WHAT TO DO
Nothing may be dropped or altered: reproduce all the data.

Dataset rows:

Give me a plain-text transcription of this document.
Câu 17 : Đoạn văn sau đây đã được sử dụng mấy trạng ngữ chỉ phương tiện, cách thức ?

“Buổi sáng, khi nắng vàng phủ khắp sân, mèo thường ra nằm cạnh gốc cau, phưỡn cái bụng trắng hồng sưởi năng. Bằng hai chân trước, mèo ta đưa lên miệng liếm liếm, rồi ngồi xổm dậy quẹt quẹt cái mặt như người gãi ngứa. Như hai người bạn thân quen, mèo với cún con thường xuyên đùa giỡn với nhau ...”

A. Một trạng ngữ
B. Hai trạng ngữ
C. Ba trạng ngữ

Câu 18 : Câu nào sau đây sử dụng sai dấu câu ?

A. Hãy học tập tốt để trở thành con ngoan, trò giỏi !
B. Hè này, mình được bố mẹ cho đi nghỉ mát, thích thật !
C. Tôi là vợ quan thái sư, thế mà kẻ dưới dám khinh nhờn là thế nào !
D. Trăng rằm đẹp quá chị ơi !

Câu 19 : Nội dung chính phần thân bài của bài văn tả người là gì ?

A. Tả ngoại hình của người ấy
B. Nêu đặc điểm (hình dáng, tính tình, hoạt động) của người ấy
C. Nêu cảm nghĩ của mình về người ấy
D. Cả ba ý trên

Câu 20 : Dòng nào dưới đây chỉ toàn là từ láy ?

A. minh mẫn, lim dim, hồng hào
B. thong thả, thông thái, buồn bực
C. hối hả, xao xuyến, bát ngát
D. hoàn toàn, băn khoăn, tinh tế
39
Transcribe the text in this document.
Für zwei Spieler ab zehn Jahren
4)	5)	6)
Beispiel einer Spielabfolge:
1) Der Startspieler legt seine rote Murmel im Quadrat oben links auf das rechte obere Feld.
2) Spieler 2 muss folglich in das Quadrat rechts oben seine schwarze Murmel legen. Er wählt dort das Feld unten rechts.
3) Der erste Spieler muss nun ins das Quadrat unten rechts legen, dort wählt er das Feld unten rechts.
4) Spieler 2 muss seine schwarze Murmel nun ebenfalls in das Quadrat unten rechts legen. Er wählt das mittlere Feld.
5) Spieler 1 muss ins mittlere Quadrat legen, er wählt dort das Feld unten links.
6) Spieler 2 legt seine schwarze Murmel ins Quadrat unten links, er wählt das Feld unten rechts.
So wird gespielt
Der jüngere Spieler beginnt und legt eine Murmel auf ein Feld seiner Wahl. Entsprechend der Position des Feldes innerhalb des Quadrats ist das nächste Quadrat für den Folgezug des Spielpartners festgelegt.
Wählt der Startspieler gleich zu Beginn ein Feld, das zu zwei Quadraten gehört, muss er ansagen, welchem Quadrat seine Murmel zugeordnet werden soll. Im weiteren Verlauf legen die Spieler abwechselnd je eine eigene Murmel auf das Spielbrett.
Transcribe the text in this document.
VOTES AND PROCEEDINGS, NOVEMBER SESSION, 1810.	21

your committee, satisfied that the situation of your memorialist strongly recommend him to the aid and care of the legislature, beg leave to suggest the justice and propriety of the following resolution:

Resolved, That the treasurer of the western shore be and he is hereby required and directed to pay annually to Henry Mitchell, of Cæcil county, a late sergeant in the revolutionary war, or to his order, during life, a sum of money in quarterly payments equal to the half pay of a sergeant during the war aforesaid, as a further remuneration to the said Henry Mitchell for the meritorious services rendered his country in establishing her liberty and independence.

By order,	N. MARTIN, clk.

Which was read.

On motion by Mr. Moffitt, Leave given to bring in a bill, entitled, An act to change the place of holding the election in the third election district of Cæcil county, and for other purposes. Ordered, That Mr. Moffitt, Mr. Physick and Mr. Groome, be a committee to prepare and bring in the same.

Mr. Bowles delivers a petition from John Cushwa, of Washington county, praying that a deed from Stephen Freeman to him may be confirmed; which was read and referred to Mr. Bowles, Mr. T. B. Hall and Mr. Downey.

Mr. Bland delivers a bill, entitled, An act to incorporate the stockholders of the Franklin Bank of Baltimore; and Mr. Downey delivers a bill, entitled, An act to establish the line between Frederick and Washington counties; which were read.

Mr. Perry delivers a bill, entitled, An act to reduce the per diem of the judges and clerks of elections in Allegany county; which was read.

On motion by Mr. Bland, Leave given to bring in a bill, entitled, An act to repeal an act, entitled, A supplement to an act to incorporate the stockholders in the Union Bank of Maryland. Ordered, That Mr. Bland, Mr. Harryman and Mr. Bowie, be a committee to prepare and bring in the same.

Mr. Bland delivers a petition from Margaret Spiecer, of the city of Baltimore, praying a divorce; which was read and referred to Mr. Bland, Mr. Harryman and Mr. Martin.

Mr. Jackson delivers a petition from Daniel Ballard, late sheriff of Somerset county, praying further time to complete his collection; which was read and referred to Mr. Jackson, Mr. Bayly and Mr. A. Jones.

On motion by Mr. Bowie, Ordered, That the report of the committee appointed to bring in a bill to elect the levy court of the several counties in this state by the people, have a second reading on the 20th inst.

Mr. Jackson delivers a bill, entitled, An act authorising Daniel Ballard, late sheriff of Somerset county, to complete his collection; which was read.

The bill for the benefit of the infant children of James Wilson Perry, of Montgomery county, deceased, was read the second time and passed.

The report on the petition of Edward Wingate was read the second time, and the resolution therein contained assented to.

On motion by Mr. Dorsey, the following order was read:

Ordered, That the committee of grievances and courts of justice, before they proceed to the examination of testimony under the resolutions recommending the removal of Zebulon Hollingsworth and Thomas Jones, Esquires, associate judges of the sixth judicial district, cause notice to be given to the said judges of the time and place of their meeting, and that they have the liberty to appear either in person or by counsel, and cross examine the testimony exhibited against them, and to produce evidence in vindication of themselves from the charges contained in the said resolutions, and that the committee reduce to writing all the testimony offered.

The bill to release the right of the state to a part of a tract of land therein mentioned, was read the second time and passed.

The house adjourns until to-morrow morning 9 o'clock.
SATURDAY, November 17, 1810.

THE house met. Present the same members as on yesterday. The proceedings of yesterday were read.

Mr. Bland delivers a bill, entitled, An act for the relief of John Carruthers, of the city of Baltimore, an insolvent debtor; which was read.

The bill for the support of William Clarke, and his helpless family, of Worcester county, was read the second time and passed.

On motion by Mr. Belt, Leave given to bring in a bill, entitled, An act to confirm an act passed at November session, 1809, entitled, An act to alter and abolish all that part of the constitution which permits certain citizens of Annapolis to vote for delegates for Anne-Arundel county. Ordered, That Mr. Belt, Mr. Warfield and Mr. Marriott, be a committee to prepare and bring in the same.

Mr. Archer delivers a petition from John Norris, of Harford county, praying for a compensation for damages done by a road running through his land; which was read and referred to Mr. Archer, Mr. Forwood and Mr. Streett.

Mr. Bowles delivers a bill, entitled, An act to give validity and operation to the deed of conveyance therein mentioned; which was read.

EXERCISE RESULT
Give me a plain-text transcription of this document.
Câu 17 : Đoạn văn sau đây đã được sử dụng mấy trạng ngữ chỉ phương tiện, cách thức ?

“Buổi sáng, khi nắng vàng phủ khắp sân, mèo thường ra nằm cạnh gốc cau, phưỡn cái bụng trắng hồng sưởi năng. Bằng hai chân trước, mèo ta đưa lên miệng liếm liếm, rồi ngồi xổm dậy quẹt quẹt cái mặt như người gãi ngứa. Như hai người bạn thân quen, mèo với cún con thường xuyên đùa giỡn với nhau ...”

A. Một trạng ngữ
B. Hai trạng ngữ
C. Ba trạng ngữ

Câu 18 : Câu nào sau đây sử dụng sai dấu câu ?

A. Hãy học tập tốt để trở thành con ngoan, trò giỏi !
B. Hè này, mình được bố mẹ cho đi nghỉ mát, thích thật !
C. Tôi là vợ quan thái sư, thế mà kẻ dưới dám khinh nhờn là thế nào !
D. Trăng rằm đẹp quá chị ơi !

Câu 19 : Nội dung chính phần thân bài của bài văn tả người là gì ?

A. Tả ngoại hình của người ấy
B. Nêu đặc điểm (hình dáng, tính tình, hoạt động) của người ấy
C. Nêu cảm nghĩ của mình về người ấy
D. Cả ba ý trên

Câu 20 : Dòng nào dưới đây chỉ toàn là từ láy ?

A. minh mẫn, lim dim, hồng hào
B. thong thả, thông thái, buồn bực
C. hối hả, xao xuyến, bát ngát
D. hoàn toàn, băn khoăn, tinh tế
39
Transcribe the text in this document.
Für zwei Spieler ab zehn Jahren
4)	5)	6)
Beispiel einer Spielabfolge:
1) Der Startspieler legt seine rote Murmel im Quadrat oben links auf das rechte obere Feld.
2) Spieler 2 muss folglich in das Quadrat rechts oben seine schwarze Murmel legen. Er wählt dort das Feld unten rechts.
3) Der erste Spieler muss nun ins das Quadrat unten rechts legen, dort wählt er das Feld unten rechts.
4) Spieler 2 muss seine schwarze Murmel nun ebenfalls in das Quadrat unten rechts legen. Er wählt das mittlere Feld.
5) Spieler 1 muss ins mittlere Quadrat legen, er wählt dort das Feld unten links.
6) Spieler 2 legt seine schwarze Murmel ins Quadrat unten links, er wählt das Feld unten rechts.
So wird gespielt
Der jüngere Spieler beginnt und legt eine Murmel auf ein Feld seiner Wahl. Entsprechend der Position des Feldes innerhalb des Quadrats ist das nächste Quadrat für den Folgezug des Spielpartners festgelegt.
Wählt der Startspieler gleich zu Beginn ein Feld, das zu zwei Quadraten gehört, muss er ansagen, welchem Quadrat seine Murmel zugeordnet werden soll. Im weiteren Verlauf legen die Spieler abwechselnd je eine eigene Murmel auf das Spielbrett.
Transcribe the text in this document.
VOTES AND PROCEEDINGS, NOVEMBER SESSION, 1810.	21

your committee, satisfied that the situation of your memorialist strongly recommend him to the aid and care of the legislature, beg leave to suggest the justice and propriety of the following resolution:

Resolved, That the treasurer of the western shore be and he is hereby required and directed to pay annually to Henry Mitchell, of Cæcil county, a late sergeant in the revolutionary war, or to his order, during life, a sum of money in quarterly payments equal to the half pay of a sergeant during the war aforesaid, as a further remuneration to the said Henry Mitchell for the meritorious services rendered his country in establishing her liberty and independence.

By order,	N. MARTIN, clk.

Which was read.

On motion by Mr. Moffitt, Leave given to bring in a bill, entitled, An act to change the place of holding the election in the third election district of Cæcil county, and for other purposes. Ordered, That Mr. Moffitt, Mr. Physick and Mr. Groome, be a committee to prepare and bring in the same.

Mr. Bowles delivers a petition from John Cushwa, of Washington county, praying that a deed from Stephen Freeman to him may be confirmed; which was read and referred to Mr. Bowles, Mr. T. B. Hall and Mr. Downey.

Mr. Bland delivers a bill, entitled, An act to incorporate the stockholders of the Franklin Bank of Baltimore; and Mr. Downey delivers a bill, entitled, An act to establish the line between Frederick and Washington counties; which were read.

Mr. Perry delivers a bill, entitled, An act to reduce the per diem of the judges and clerks of elections in Allegany county; which was read.

On motion by Mr. Bland, Leave given to bring in a bill, entitled, An act to repeal an act, entitled, A supplement to an act to incorporate the stockholders in the Union Bank of Maryland. Ordered, That Mr. Bland, Mr. Harryman and Mr. Bowie, be a committee to prepare and bring in the same.

Mr. Bland delivers a petition from Margaret Spiecer, of the city of Baltimore, praying a divorce; which was read and referred to Mr. Bland, Mr. Harryman and Mr. Martin.

Mr. Jackson delivers a petition from Daniel Ballard, late sheriff of Somerset county, praying further time to complete his collection; which was read and referred to Mr. Jackson, Mr. Bayly and Mr. A. Jones.

On motion by Mr. Bowie, Ordered, That the report of the committee appointed to bring in a bill to elect the levy court of the several counties in this state by the people, have a second reading on the 20th inst.

Mr. Jackson delivers a bill, entitled, An act authorising Daniel Ballard, late sheriff of Somerset county, to complete his collection; which was read.

The bill for the benefit of the infant children of James Wilson Perry, of Montgomery county, deceased, was read the second time and passed.

The report on the petition of Edward Wingate was read the second time, and the resolution therein contained assented to.

On motion by Mr. Dorsey, the following order was read:

Ordered, That the committee of grievances and courts of justice, before they proceed to the examination of testimony under the resolutions recommending the removal of Zebulon Hollingsworth and Thomas Jones, Esquires, associate judges of the sixth judicial district, cause notice to be given to the said judges of the time and place of their meeting, and that they have the liberty to appear either in person or by counsel, and cross examine the testimony exhibited against them, and to produce evidence in vindication of themselves from the charges contained in the said resolutions, and that the committee reduce to writing all the testimony offered.

The bill to release the right of the state to a part of a tract of land therein mentioned, was read the second time and passed.

The house adjourns until to-morrow morning 9 o'clock.
SATURDAY, November 17, 1810.

THE house met. Present the same members as on yesterday. The proceedings of yesterday were read.

Mr. Bland delivers a bill, entitled, An act for the relief of John Carruthers, of the city of Baltimore, an insolvent debtor; which was read.

The bill for the support of William Clarke, and his helpless family, of Worcester county, was read the second time and passed.

On motion by Mr. Belt, Leave given to bring in a bill, entitled, An act to confirm an act passed at November session, 1809, entitled, An act to alter and abolish all that part of the constitution which permits certain citizens of Annapolis to vote for delegates for Anne-Arundel county. Ordered, That Mr. Belt, Mr. Warfield and Mr. Marriott, be a committee to prepare and bring in the same.

Mr. Archer delivers a petition from John Norris, of Harford county, praying for a compensation for damages done by a road running through his land; which was read and referred to Mr. Archer, Mr. Forwood and Mr. Streett.

Mr. Bowles delivers a bill, entitled, An act to give validity and operation to the deed of conveyance therein mentioned; which was read.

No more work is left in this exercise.